Gather every line below where "type" appears.

--- BEGIN ---

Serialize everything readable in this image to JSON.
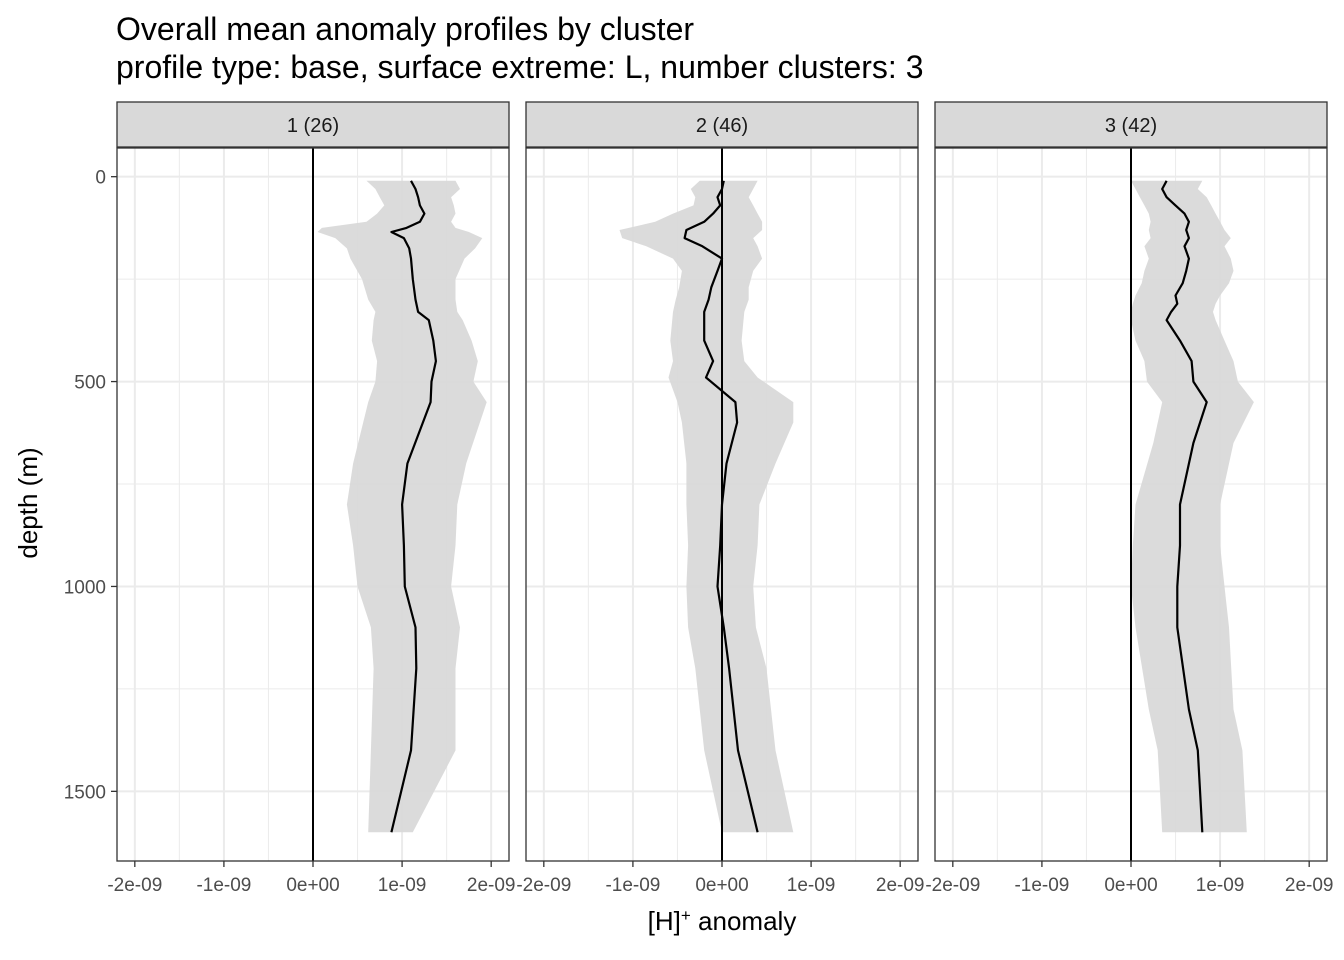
{
  "chart_data": {
    "type": "line",
    "title": "Overall mean anomaly profiles by cluster",
    "subtitle": "profile type: base, surface extreme: L, number clusters: 3",
    "xlabel": "[H]",
    "xlabel_sup": "+",
    "xlabel_suffix": " anomaly",
    "ylabel": "depth (m)",
    "xlim": [
      -2.2e-09,
      2.2e-09
    ],
    "ylim": [
      1670,
      -70
    ],
    "x_ticks": [
      -2e-09,
      -1e-09,
      0,
      1e-09,
      2e-09
    ],
    "x_tick_labels": [
      "-2e-09",
      "-1e-09",
      "0e+00",
      "1e-09",
      "2e-09"
    ],
    "y_ticks": [
      0,
      500,
      1000,
      1500
    ],
    "y_tick_labels": [
      "0",
      "500",
      "1000",
      "1500"
    ],
    "reference_line_x": 0,
    "grid": true,
    "colors": {
      "line": "#000000",
      "ribbon": "#d9d9d9",
      "strip": "#d9d9d9",
      "grid": "#ebebeb",
      "border": "#333333"
    },
    "panels": [
      {
        "label": "1 (26)",
        "profile": [
          {
            "depth": 10,
            "mean": 1.1e-09,
            "low": 6e-10,
            "high": 1.6e-09
          },
          {
            "depth": 30,
            "mean": 1.15e-09,
            "low": 7e-10,
            "high": 1.65e-09
          },
          {
            "depth": 50,
            "mean": 1.18e-09,
            "low": 7.5e-10,
            "high": 1.55e-09
          },
          {
            "depth": 70,
            "mean": 1.2e-09,
            "low": 8e-10,
            "high": 1.58e-09
          },
          {
            "depth": 90,
            "mean": 1.25e-09,
            "low": 7.2e-10,
            "high": 1.6e-09
          },
          {
            "depth": 110,
            "mean": 1.2e-09,
            "low": 6e-10,
            "high": 1.55e-09
          },
          {
            "depth": 125,
            "mean": 1.05e-09,
            "low": 1e-10,
            "high": 1.6e-09
          },
          {
            "depth": 135,
            "mean": 8.8e-10,
            "low": 5e-11,
            "high": 1.75e-09
          },
          {
            "depth": 150,
            "mean": 1.02e-09,
            "low": 2.5e-10,
            "high": 1.9e-09
          },
          {
            "depth": 175,
            "mean": 1.08e-09,
            "low": 3.8e-10,
            "high": 1.82e-09
          },
          {
            "depth": 200,
            "mean": 1.1e-09,
            "low": 4.2e-10,
            "high": 1.7e-09
          },
          {
            "depth": 250,
            "mean": 1.12e-09,
            "low": 5.5e-10,
            "high": 1.6e-09
          },
          {
            "depth": 300,
            "mean": 1.15e-09,
            "low": 6.2e-10,
            "high": 1.6e-09
          },
          {
            "depth": 330,
            "mean": 1.18e-09,
            "low": 7e-10,
            "high": 1.62e-09
          },
          {
            "depth": 350,
            "mean": 1.3e-09,
            "low": 6.8e-10,
            "high": 1.68e-09
          },
          {
            "depth": 400,
            "mean": 1.35e-09,
            "low": 6.6e-10,
            "high": 1.78e-09
          },
          {
            "depth": 450,
            "mean": 1.38e-09,
            "low": 7.2e-10,
            "high": 1.85e-09
          },
          {
            "depth": 500,
            "mean": 1.33e-09,
            "low": 7e-10,
            "high": 1.8e-09
          },
          {
            "depth": 550,
            "mean": 1.32e-09,
            "low": 6.2e-10,
            "high": 1.95e-09
          },
          {
            "depth": 700,
            "mean": 1.06e-09,
            "low": 4.5e-10,
            "high": 1.72e-09
          },
          {
            "depth": 800,
            "mean": 1e-09,
            "low": 3.8e-10,
            "high": 1.62e-09
          },
          {
            "depth": 900,
            "mean": 1.02e-09,
            "low": 4.5e-10,
            "high": 1.6e-09
          },
          {
            "depth": 1000,
            "mean": 1.03e-09,
            "low": 5e-10,
            "high": 1.55e-09
          },
          {
            "depth": 1100,
            "mean": 1.15e-09,
            "low": 6.5e-10,
            "high": 1.65e-09
          },
          {
            "depth": 1200,
            "mean": 1.16e-09,
            "low": 6.8e-10,
            "high": 1.6e-09
          },
          {
            "depth": 1400,
            "mean": 1.1e-09,
            "low": 6.5e-10,
            "high": 1.6e-09
          },
          {
            "depth": 1600,
            "mean": 8.8e-10,
            "low": 6.2e-10,
            "high": 1.12e-09
          }
        ]
      },
      {
        "label": "2 (46)",
        "profile": [
          {
            "depth": 10,
            "mean": 2e-11,
            "low": -2.5e-10,
            "high": 4e-10
          },
          {
            "depth": 30,
            "mean": 0.0,
            "low": -3.5e-10,
            "high": 3.5e-10
          },
          {
            "depth": 50,
            "mean": -5e-11,
            "low": -3e-10,
            "high": 3e-10
          },
          {
            "depth": 70,
            "mean": -2e-11,
            "low": -3.2e-10,
            "high": 3.5e-10
          },
          {
            "depth": 90,
            "mean": -1e-10,
            "low": -5.5e-10,
            "high": 4e-10
          },
          {
            "depth": 110,
            "mean": -2e-10,
            "low": -7.5e-10,
            "high": 4.5e-10
          },
          {
            "depth": 130,
            "mean": -4e-10,
            "low": -1.15e-09,
            "high": 4.5e-10
          },
          {
            "depth": 150,
            "mean": -4.2e-10,
            "low": -1.12e-09,
            "high": 3.5e-10
          },
          {
            "depth": 170,
            "mean": -2.2e-10,
            "low": -8.5e-10,
            "high": 4e-10
          },
          {
            "depth": 200,
            "mean": 0.0,
            "low": -5.5e-10,
            "high": 4.5e-10
          },
          {
            "depth": 230,
            "mean": -5e-11,
            "low": -4.5e-10,
            "high": 3.5e-10
          },
          {
            "depth": 270,
            "mean": -1.2e-10,
            "low": -4.8e-10,
            "high": 3e-10
          },
          {
            "depth": 300,
            "mean": -1.5e-10,
            "low": -5.2e-10,
            "high": 3e-10
          },
          {
            "depth": 330,
            "mean": -2e-10,
            "low": -5.5e-10,
            "high": 2.5e-10
          },
          {
            "depth": 400,
            "mean": -2e-10,
            "low": -5.8e-10,
            "high": 2.2e-10
          },
          {
            "depth": 450,
            "mean": -1e-10,
            "low": -5.5e-10,
            "high": 2.5e-10
          },
          {
            "depth": 490,
            "mean": -1.8e-10,
            "low": -6e-10,
            "high": 4e-10
          },
          {
            "depth": 550,
            "mean": 1.5e-10,
            "low": -5e-10,
            "high": 8e-10
          },
          {
            "depth": 600,
            "mean": 1.7e-10,
            "low": -4.5e-10,
            "high": 8e-10
          },
          {
            "depth": 700,
            "mean": 5e-11,
            "low": -4e-10,
            "high": 6e-10
          },
          {
            "depth": 800,
            "mean": 0.0,
            "low": -4e-10,
            "high": 4.2e-10
          },
          {
            "depth": 900,
            "mean": -2e-11,
            "low": -3.8e-10,
            "high": 4e-10
          },
          {
            "depth": 1000,
            "mean": -5e-11,
            "low": -4e-10,
            "high": 3.5e-10
          },
          {
            "depth": 1100,
            "mean": 2e-11,
            "low": -3.8e-10,
            "high": 3.8e-10
          },
          {
            "depth": 1200,
            "mean": 8e-11,
            "low": -3e-10,
            "high": 5e-10
          },
          {
            "depth": 1400,
            "mean": 1.8e-10,
            "low": -2e-10,
            "high": 6e-10
          },
          {
            "depth": 1600,
            "mean": 4e-10,
            "low": 0.0,
            "high": 8e-10
          }
        ]
      },
      {
        "label": "3 (42)",
        "profile": [
          {
            "depth": 10,
            "mean": 4e-10,
            "low": 0.0,
            "high": 8e-10
          },
          {
            "depth": 30,
            "mean": 3.5e-10,
            "low": 5e-11,
            "high": 7.5e-10
          },
          {
            "depth": 50,
            "mean": 4e-10,
            "low": 1e-10,
            "high": 8.5e-10
          },
          {
            "depth": 70,
            "mean": 5e-10,
            "low": 1.5e-10,
            "high": 9e-10
          },
          {
            "depth": 90,
            "mean": 6e-10,
            "low": 2e-10,
            "high": 9.5e-10
          },
          {
            "depth": 110,
            "mean": 6.5e-10,
            "low": 2.2e-10,
            "high": 1e-09
          },
          {
            "depth": 130,
            "mean": 6.2e-10,
            "low": 2e-10,
            "high": 1.05e-09
          },
          {
            "depth": 150,
            "mean": 6.5e-10,
            "low": 2.2e-10,
            "high": 1.12e-09
          },
          {
            "depth": 170,
            "mean": 6e-10,
            "low": 1.5e-10,
            "high": 1.05e-09
          },
          {
            "depth": 200,
            "mean": 6.5e-10,
            "low": 2e-10,
            "high": 1.12e-09
          },
          {
            "depth": 230,
            "mean": 6.2e-10,
            "low": 1.5e-10,
            "high": 1.15e-09
          },
          {
            "depth": 260,
            "mean": 5.8e-10,
            "low": 1.2e-10,
            "high": 1.1e-09
          },
          {
            "depth": 290,
            "mean": 5e-10,
            "low": 5e-11,
            "high": 1e-09
          },
          {
            "depth": 310,
            "mean": 5.2e-10,
            "low": 2e-11,
            "high": 9.5e-10
          },
          {
            "depth": 330,
            "mean": 4.5e-10,
            "low": 0.0,
            "high": 9.2e-10
          },
          {
            "depth": 350,
            "mean": 4e-10,
            "low": 0.0,
            "high": 9.5e-10
          },
          {
            "depth": 400,
            "mean": 5.5e-10,
            "low": 5e-11,
            "high": 1.05e-09
          },
          {
            "depth": 450,
            "mean": 6.8e-10,
            "low": 1.5e-10,
            "high": 1.15e-09
          },
          {
            "depth": 500,
            "mean": 7e-10,
            "low": 1.8e-10,
            "high": 1.2e-09
          },
          {
            "depth": 550,
            "mean": 8.5e-10,
            "low": 3.5e-10,
            "high": 1.38e-09
          },
          {
            "depth": 650,
            "mean": 7e-10,
            "low": 2.5e-10,
            "high": 1.15e-09
          },
          {
            "depth": 800,
            "mean": 5.5e-10,
            "low": 5e-11,
            "high": 1e-09
          },
          {
            "depth": 900,
            "mean": 5.5e-10,
            "low": 2e-11,
            "high": 1e-09
          },
          {
            "depth": 1000,
            "mean": 5.2e-10,
            "low": 0.0,
            "high": 1.05e-09
          },
          {
            "depth": 1100,
            "mean": 5.2e-10,
            "low": 5e-11,
            "high": 1.1e-09
          },
          {
            "depth": 1300,
            "mean": 6.5e-10,
            "low": 2e-10,
            "high": 1.15e-09
          },
          {
            "depth": 1400,
            "mean": 7.5e-10,
            "low": 3e-10,
            "high": 1.25e-09
          },
          {
            "depth": 1600,
            "mean": 8e-10,
            "low": 3.5e-10,
            "high": 1.3e-09
          }
        ]
      }
    ]
  }
}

--- END ---

# TASK OUTPUT:
    "type": "line",
    "subtitle": "profile type: base, surface extreme: L, number clusters: 3",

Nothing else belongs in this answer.